▶ _Information supplied_

┄┄┄┄┄┄

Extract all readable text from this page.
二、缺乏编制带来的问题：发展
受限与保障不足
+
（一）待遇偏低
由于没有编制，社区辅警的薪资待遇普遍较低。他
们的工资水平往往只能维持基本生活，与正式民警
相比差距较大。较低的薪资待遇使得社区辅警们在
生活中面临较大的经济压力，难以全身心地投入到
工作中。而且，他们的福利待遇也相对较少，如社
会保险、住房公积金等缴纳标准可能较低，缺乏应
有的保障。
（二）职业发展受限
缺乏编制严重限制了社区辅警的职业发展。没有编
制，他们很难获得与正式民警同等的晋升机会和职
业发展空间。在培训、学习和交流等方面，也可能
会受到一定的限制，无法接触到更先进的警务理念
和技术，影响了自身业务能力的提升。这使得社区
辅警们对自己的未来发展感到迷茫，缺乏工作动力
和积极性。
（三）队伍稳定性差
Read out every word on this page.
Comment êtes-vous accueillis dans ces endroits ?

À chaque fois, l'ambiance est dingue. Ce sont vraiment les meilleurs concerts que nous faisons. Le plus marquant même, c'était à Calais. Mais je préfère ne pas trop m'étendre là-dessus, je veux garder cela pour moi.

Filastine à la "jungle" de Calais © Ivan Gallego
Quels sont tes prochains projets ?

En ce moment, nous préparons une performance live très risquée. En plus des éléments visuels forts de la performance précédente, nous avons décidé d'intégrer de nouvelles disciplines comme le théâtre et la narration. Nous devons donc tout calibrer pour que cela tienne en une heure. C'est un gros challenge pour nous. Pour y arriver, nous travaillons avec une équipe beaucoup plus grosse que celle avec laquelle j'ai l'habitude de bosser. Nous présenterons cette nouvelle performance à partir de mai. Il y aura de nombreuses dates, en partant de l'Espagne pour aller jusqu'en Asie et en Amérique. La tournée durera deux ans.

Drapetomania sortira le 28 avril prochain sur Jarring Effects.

┄┄┄┄┄┄

▶ _Exercise task_
Copy out the full set of records precisely, leaving nothing out.

▶ _Exercise response_
Extract all readable text from this page.
二、缺乏编制带来的问题：发展
受限与保障不足
+
（一）待遇偏低
由于没有编制，社区辅警的薪资待遇普遍较低。他
们的工资水平往往只能维持基本生活，与正式民警
相比差距较大。较低的薪资待遇使得社区辅警们在
生活中面临较大的经济压力，难以全身心地投入到
工作中。而且，他们的福利待遇也相对较少，如社
会保险、住房公积金等缴纳标准可能较低，缺乏应
有的保障。
（二）职业发展受限
缺乏编制严重限制了社区辅警的职业发展。没有编
制，他们很难获得与正式民警同等的晋升机会和职
业发展空间。在培训、学习和交流等方面，也可能
会受到一定的限制，无法接触到更先进的警务理念
和技术，影响了自身业务能力的提升。这使得社区
辅警们对自己的未来发展感到迷茫，缺乏工作动力
和积极性。
（三）队伍稳定性差
Read out every word on this page.
Comment êtes-vous accueillis dans ces endroits ?

À chaque fois, l'ambiance est dingue. Ce sont vraiment les meilleurs concerts que nous faisons. Le plus marquant même, c'était à Calais. Mais je préfère ne pas trop m'étendre là-dessus, je veux garder cela pour moi.

Filastine à la "jungle" de Calais © Ivan Gallego
Quels sont tes prochains projets ?

En ce moment, nous préparons une performance live très risquée. En plus des éléments visuels forts de la performance précédente, nous avons décidé d'intégrer de nouvelles disciplines comme le théâtre et la narration. Nous devons donc tout calibrer pour que cela tienne en une heure. C'est un gros challenge pour nous. Pour y arriver, nous travaillons avec une équipe beaucoup plus grosse que celle avec laquelle j'ai l'habitude de bosser. Nous présenterons cette nouvelle performance à partir de mai. Il y aura de nombreuses dates, en partant de l'Espagne pour aller jusqu'en Asie et en Amérique. La tournée durera deux ans.

Drapetomania sortira le 28 avril prochain sur Jarring Effects.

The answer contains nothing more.